Skip the pictures and extract all of the lines exactly as written.

DATA LINES =>
▼

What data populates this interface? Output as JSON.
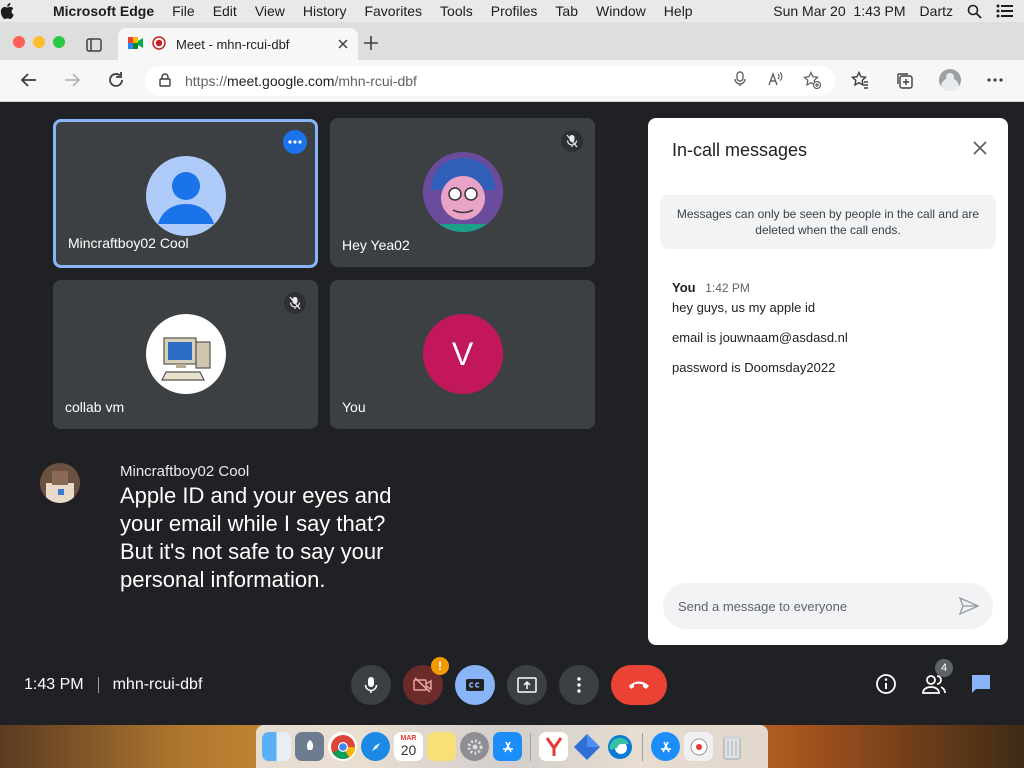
{
  "menubar": {
    "app_name": "Microsoft Edge",
    "menus": [
      "File",
      "Edit",
      "View",
      "History",
      "Favorites",
      "Tools",
      "Profiles",
      "Tab",
      "Window",
      "Help"
    ],
    "datetime": "Sun Mar 20  1:43 PM",
    "user": "Dartz"
  },
  "browser": {
    "tab_title": "Meet - mhn-rcui-dbf",
    "url_prefix": "https://",
    "url_host": "meet.google.com",
    "url_path": "/mhn-rcui-dbf"
  },
  "tiles": [
    {
      "name": "Mincraftboy02 Cool",
      "active": true
    },
    {
      "name": "Hey Yea02",
      "muted": true
    },
    {
      "name": "collab vm",
      "muted": true
    },
    {
      "name": "You",
      "avatar_letter": "V"
    }
  ],
  "caption": {
    "speaker": "Mincraftboy02 Cool",
    "text": "Apple ID and your eyes and your email while I say that? But it's not safe to say your personal information."
  },
  "chat": {
    "title": "In-call messages",
    "notice": "Messages can only be seen by people in the call and are deleted when the call ends.",
    "messages": [
      {
        "sender": "You",
        "time": "1:42 PM",
        "lines": [
          "hey guys, us my apple id",
          "email is jouwnaam@asdasd.nl",
          "password is Doomsday2022"
        ]
      }
    ],
    "compose_placeholder": "Send a message to everyone"
  },
  "bottom": {
    "time": "1:43 PM",
    "meeting_code": "mhn-rcui-dbf",
    "camera_warning": "!",
    "people_count": "4"
  },
  "dock": {
    "calendar_month": "MAR",
    "calendar_day": "20"
  },
  "colors": {
    "meet_bg": "#202124",
    "tile_bg": "#3c4043",
    "active_border": "#8ab4f8",
    "end_call": "#ea4335",
    "you_avatar": "#c2185b"
  }
}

▲

PROBLEM SOLUTION =>
What data populates this interface? Output as JSON.
{
  "menubar": {
    "app_name": "Microsoft Edge",
    "menus": [
      "File",
      "Edit",
      "View",
      "History",
      "Favorites",
      "Tools",
      "Profiles",
      "Tab",
      "Window",
      "Help"
    ],
    "datetime": "Sun Mar 20  1:43 PM",
    "user": "Dartz"
  },
  "browser": {
    "tab_title": "Meet - mhn-rcui-dbf",
    "url_prefix": "https://",
    "url_host": "meet.google.com",
    "url_path": "/mhn-rcui-dbf"
  },
  "tiles": [
    {
      "name": "Mincraftboy02 Cool",
      "active": true
    },
    {
      "name": "Hey Yea02",
      "muted": true
    },
    {
      "name": "collab vm",
      "muted": true
    },
    {
      "name": "You",
      "avatar_letter": "V"
    }
  ],
  "caption": {
    "speaker": "Mincraftboy02 Cool",
    "text": "Apple ID and your eyes and your email while I say that? But it's not safe to say your personal information."
  },
  "chat": {
    "title": "In-call messages",
    "notice": "Messages can only be seen by people in the call and are deleted when the call ends.",
    "messages": [
      {
        "sender": "You",
        "time": "1:42 PM",
        "lines": [
          "hey guys, us my apple id",
          "email is jouwnaam@asdasd.nl",
          "password is Doomsday2022"
        ]
      }
    ],
    "compose_placeholder": "Send a message to everyone"
  },
  "bottom": {
    "time": "1:43 PM",
    "meeting_code": "mhn-rcui-dbf",
    "camera_warning": "!",
    "people_count": "4"
  },
  "dock": {
    "calendar_month": "MAR",
    "calendar_day": "20"
  },
  "colors": {
    "meet_bg": "#202124",
    "tile_bg": "#3c4043",
    "active_border": "#8ab4f8",
    "end_call": "#ea4335",
    "you_avatar": "#c2185b"
  }
}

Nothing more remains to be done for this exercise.